● **Trecho fornecido**
######
30 de janeiro de 2004

A QUALIDADE DOS CONTERRÂNEOS


Faço parte de uma geração de pessoas gentis, formada na refrega dura da vida estudantil onde não havia colher de chá, onde bastava tomar bomba numa só matéria para repetir de ano, e se repetisse duas vezes, era convidado a deixar a escola. Meus pares são pessoas como Fernando Pereira da Silva Filho, Carlos Alberto Martins Bastos, Solon Sastre, Rubens Lenar Güez, Gilberto Duro Gick, Lino Antonio Ulharuso, Vicente Torre, Luiz Carlos Etcheverria, Miguel Ramos, entre tantos outros. Todos, claro, de Uruguaiana.

O TREM DEMOCRÁTICO - No seu belo best-seller, que tem o nome de Como é longe Uruguaiana, meu amigo (e colega de aula do meu irmão Luiz Carlos) Fernando Pereira da Silva Filho me envia um exemplar onde revela seu texto limpo, cheio de detalhes, que mistura história familiar com a história da cidade. Fernando resgata, entre vários eventos maravilhosos, uma viagem de trem, esse transporte que foi sucateado criminosamente pelo regime que ainda está no poder, o instaurado em 1964. O hoje Dr. Fernando, dentista renomado, filho da grande amiga da minha mãe, Dona Leda, sua colega de trabalho no Centro de Saúde, dá um banho de memória e criação literária, ao contar cada curva daquela estrada inesquecível, cada tipo que viajava naqueles trens puxados por uma esforçada Maria Fumaça, todas as peripécias de viagens que marcaram vidas, pois somos dos confins do Brasil, ou melhor, do seu início, e saíamos às cinco da manhã para chegar, com sorte, a Porto Alegre, às sete da manhã seguinte. Chega ao requinte de descrever o vagão restaurante, esse luxo que não existe mais nas viagens brasileiras, onde havia confraternização, alegria e convívios definitivos. Fernando descreve o cuidado que todos deviam ter ao tentar tomar café enquanto o trem sacudia, a distribuição para o vizinho do pacote de bolacha Maria e a presença fulgurante do chefe do trem. Como diz Fernando, a “autoridade máxima da composição, com poderes de mando irrestritos dentro de todo aquele território, que percorria vagões, vestindo sua farda azul, com algumas insígnias e botões dourados bem polidos e a cabeça coberta por um indefectível quepe da mesma cor”. Fernando tem um estilo direto, saboroso, que recria cenas aparentemente banais, que é o segredo de todo escritor de verdade. Sabemos o quanto custa chegar a esse resultado, sem pretensões, que torna-se poético sem jamais distrair-se da narração. Sua história corre pela linha como uma composição que nos carrega para longe, para a alegria das descobertas de um tempo que ainda está conosco, morando como um parente próximo, e amado porque jamais superado na sua grandeza.
######
● **Dados de coordenadas do layout**
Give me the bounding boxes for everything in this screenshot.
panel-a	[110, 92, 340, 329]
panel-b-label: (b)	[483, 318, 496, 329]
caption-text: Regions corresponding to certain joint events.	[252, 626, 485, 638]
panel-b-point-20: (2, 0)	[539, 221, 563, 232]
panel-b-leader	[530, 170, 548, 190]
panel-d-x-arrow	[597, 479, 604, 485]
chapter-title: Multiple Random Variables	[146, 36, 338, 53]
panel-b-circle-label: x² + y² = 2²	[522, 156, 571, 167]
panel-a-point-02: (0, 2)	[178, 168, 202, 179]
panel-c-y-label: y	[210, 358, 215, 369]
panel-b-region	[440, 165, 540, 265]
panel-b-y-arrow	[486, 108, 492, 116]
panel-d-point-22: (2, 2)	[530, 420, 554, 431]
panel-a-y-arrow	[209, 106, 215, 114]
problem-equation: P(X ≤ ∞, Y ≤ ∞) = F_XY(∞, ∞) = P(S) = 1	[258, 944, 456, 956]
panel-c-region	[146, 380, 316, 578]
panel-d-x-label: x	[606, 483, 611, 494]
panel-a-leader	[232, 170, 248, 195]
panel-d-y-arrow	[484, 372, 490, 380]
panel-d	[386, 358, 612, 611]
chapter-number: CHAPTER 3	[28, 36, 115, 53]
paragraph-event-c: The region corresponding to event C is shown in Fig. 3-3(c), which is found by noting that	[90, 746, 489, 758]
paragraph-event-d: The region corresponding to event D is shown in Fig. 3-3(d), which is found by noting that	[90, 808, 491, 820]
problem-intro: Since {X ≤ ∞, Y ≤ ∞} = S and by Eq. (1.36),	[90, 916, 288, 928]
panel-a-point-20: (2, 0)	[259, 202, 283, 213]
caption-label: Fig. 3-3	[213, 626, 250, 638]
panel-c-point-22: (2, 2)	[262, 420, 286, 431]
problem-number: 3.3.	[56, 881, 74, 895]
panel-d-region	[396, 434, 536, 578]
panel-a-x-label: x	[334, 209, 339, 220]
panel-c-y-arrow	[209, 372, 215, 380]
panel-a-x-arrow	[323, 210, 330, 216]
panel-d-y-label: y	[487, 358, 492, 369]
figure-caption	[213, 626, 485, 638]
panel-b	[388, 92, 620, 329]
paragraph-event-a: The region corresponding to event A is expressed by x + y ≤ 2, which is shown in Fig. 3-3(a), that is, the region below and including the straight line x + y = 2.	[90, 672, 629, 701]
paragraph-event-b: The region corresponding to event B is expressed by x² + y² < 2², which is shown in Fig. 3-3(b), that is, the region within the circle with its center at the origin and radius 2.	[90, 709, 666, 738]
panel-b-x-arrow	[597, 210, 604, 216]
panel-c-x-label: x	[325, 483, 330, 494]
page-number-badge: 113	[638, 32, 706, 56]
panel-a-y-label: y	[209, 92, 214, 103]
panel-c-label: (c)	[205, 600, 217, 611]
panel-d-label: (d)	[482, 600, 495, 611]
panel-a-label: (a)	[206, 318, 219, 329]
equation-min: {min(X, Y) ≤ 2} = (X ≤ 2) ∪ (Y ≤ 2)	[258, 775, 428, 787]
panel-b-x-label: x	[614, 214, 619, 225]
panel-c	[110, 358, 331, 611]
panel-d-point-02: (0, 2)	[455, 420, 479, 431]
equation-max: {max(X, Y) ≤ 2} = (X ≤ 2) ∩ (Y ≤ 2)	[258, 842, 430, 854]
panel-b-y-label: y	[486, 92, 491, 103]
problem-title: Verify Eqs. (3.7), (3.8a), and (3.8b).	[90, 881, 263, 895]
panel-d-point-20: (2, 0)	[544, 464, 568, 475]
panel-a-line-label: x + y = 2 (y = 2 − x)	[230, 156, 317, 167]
######
● **Pedidos**
1 - Copie sem mudar nada as linhas de coordenadas, desde a primeira até a que contém "479, 604, 485]", incluindo essa.
2 - Escreva a continuação da crônica sobre os conterrâneos de Uruguaiana, começando logo depois da última frase.

● **As respostas**
1 -
Give me the bounding boxes for everything in this screenshot.
panel-a	[110, 92, 340, 329]
panel-b-label: (b)	[483, 318, 496, 329]
caption-text: Regions corresponding to certain joint events.	[252, 626, 485, 638]
panel-b-point-20: (2, 0)	[539, 221, 563, 232]
panel-b-leader	[530, 170, 548, 190]
panel-d-x-arrow	[597, 479, 604, 485]

2 -
DESTILARIA - Perto da minha casa morava, e ainda mora, a grande família dos Etcheverria. O patriarca era o primeiro funcionário da Destilaria, marco da introdução do petróleo no Brasil. Pois a primeira empresa que cuidou do petróleo em território brasileiro foi a que é hoje a Ipiranga. Um grupo de empresários começou a importar óleo cru de Buenos Aires e a fazer o refino. Mais tarde, com as mudanças da legislação e da política, e devido a uma estratégia com mais chances de sucesso, a empresa transferiu-se para Rio Grande, onde hoje tem sua sede. Luiz Carlos Etcheverria era um dos amigos daquela rua. Muito magro, com calções até os joelhos, era um inventor de palavras. Tinha mais de 15 irmãos. Hoje ele é professor aposentado e reparte conosco a glória de ter fundado o Esporte Clube Guarani, um time de rua que tem mais de 40 anos. A duas quadras, morava (numa casa que continua com sua família) o meu amigo Cabeto Bastos, o mais elegante, culto e gentil exemplar desta geração. Ele faz parte de uma das famílias proprietárias do Grupo Ipiranga. Íamos ao colégio Romaguera Correa no mesmo passo. Usávamos avental branco, um grande tope no pescoço, com nossas lancheiras a tiracolo. Ele quase caiu para trás quando o presenteei com um convite de formatura do pré-primário. “Como conseguiste guardar isso tanto tempo?” perguntou. Eu não soube responder.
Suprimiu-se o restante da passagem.